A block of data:
--------
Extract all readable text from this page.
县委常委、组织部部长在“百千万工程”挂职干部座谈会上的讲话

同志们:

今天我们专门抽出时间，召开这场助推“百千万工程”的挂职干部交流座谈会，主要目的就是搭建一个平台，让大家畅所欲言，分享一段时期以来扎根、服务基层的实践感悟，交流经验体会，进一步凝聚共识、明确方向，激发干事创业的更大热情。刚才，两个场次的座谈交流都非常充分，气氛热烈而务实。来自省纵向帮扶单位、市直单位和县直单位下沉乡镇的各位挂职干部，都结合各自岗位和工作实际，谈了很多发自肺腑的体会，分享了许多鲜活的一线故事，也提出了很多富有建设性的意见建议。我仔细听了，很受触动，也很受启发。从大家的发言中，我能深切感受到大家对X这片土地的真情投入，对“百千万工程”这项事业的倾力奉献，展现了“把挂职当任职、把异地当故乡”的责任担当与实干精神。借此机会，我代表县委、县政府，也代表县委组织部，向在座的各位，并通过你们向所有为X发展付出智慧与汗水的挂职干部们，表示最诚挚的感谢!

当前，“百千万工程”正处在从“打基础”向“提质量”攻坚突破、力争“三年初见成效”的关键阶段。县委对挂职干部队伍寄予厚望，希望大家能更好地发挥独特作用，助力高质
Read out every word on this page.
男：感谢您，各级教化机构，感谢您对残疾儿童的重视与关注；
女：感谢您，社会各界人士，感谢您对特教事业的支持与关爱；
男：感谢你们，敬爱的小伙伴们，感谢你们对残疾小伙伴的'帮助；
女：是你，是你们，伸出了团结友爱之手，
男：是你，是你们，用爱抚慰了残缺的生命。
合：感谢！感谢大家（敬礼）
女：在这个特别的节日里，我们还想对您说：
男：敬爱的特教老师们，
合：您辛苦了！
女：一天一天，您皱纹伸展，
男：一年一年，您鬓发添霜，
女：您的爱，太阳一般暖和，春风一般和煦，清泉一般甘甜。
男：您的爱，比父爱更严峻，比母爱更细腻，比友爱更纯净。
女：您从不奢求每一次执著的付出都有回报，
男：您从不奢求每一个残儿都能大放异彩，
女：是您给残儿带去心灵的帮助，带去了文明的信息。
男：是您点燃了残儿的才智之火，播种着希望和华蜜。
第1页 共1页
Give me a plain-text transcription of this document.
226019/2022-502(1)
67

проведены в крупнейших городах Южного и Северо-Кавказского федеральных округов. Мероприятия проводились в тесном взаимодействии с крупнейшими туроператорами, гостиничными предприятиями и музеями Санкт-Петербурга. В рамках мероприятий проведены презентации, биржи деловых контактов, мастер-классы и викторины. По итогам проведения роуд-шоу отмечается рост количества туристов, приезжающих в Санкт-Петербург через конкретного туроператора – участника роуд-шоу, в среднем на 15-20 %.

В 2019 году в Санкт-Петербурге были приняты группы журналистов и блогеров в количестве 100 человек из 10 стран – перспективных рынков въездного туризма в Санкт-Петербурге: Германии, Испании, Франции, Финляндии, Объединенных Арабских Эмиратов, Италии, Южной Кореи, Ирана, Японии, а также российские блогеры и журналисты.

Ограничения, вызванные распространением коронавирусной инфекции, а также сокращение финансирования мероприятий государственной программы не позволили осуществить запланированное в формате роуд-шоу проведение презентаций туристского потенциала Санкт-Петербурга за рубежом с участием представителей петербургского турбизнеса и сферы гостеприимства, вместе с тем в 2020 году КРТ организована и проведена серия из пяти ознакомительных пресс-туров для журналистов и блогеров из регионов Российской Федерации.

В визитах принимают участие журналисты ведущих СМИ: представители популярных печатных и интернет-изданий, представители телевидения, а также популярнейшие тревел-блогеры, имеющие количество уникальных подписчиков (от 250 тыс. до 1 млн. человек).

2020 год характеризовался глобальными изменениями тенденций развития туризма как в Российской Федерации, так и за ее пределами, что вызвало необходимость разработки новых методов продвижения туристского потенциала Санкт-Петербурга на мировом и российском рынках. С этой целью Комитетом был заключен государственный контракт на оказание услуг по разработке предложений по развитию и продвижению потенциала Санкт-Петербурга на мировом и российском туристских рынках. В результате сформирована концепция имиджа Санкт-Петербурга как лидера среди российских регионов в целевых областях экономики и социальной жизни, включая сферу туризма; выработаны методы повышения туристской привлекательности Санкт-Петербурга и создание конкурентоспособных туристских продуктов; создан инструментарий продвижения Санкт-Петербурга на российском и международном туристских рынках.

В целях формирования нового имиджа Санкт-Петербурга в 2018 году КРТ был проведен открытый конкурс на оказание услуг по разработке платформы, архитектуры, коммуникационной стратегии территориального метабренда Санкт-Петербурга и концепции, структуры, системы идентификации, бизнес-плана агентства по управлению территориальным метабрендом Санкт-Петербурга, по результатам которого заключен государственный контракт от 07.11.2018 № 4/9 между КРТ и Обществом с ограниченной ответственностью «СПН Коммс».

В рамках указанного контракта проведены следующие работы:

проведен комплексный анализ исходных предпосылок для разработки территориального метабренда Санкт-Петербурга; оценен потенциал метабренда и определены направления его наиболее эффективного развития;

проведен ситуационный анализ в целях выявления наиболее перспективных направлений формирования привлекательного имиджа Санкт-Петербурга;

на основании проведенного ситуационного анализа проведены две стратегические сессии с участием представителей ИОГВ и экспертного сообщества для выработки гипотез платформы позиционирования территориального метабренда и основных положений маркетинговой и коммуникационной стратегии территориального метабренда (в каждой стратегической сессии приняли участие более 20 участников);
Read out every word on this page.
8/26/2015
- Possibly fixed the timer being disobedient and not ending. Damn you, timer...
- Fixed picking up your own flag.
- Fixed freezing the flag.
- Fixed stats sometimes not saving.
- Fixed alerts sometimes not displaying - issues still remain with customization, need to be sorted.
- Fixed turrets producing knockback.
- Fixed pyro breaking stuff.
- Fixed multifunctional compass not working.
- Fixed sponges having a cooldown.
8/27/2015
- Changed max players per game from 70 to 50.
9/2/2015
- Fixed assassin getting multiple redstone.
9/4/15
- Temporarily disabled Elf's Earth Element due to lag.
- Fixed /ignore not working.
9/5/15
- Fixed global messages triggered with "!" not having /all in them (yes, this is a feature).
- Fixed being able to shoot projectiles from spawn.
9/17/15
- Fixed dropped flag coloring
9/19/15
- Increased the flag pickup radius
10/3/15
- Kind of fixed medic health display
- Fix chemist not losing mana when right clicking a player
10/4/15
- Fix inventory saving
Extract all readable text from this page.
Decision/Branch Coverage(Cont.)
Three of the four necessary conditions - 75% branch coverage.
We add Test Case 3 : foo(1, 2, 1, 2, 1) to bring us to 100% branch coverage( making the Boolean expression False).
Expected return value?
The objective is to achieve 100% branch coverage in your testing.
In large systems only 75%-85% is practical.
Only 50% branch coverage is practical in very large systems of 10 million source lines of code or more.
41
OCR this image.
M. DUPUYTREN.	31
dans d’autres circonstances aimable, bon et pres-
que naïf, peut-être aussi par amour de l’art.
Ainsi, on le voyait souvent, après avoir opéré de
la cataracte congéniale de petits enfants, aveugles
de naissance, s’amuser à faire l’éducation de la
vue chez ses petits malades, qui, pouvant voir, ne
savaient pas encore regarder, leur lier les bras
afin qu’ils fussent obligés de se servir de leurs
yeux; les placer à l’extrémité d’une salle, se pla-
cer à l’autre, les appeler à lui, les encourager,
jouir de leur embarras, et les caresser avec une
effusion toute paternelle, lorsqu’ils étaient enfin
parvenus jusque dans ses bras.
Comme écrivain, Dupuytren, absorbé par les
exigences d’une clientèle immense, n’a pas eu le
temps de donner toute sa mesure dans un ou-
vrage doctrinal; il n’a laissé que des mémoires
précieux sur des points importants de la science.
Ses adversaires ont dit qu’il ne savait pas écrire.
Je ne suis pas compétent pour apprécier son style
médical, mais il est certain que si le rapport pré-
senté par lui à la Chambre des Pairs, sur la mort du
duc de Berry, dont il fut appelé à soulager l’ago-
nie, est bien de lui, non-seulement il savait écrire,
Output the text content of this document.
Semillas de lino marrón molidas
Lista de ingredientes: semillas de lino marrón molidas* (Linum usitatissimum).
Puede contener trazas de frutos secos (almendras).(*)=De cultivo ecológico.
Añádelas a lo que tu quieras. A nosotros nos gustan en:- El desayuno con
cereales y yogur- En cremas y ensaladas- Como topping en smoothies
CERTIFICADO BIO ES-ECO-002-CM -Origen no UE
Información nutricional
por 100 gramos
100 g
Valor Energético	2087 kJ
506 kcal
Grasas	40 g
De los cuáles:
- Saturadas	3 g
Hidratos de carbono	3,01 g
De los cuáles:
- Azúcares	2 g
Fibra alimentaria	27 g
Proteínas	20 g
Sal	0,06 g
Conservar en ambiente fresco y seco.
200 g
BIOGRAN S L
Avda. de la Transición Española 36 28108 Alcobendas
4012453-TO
--------
### Set problem
Report the number of lines that contain "text", with no other words.

### Result
4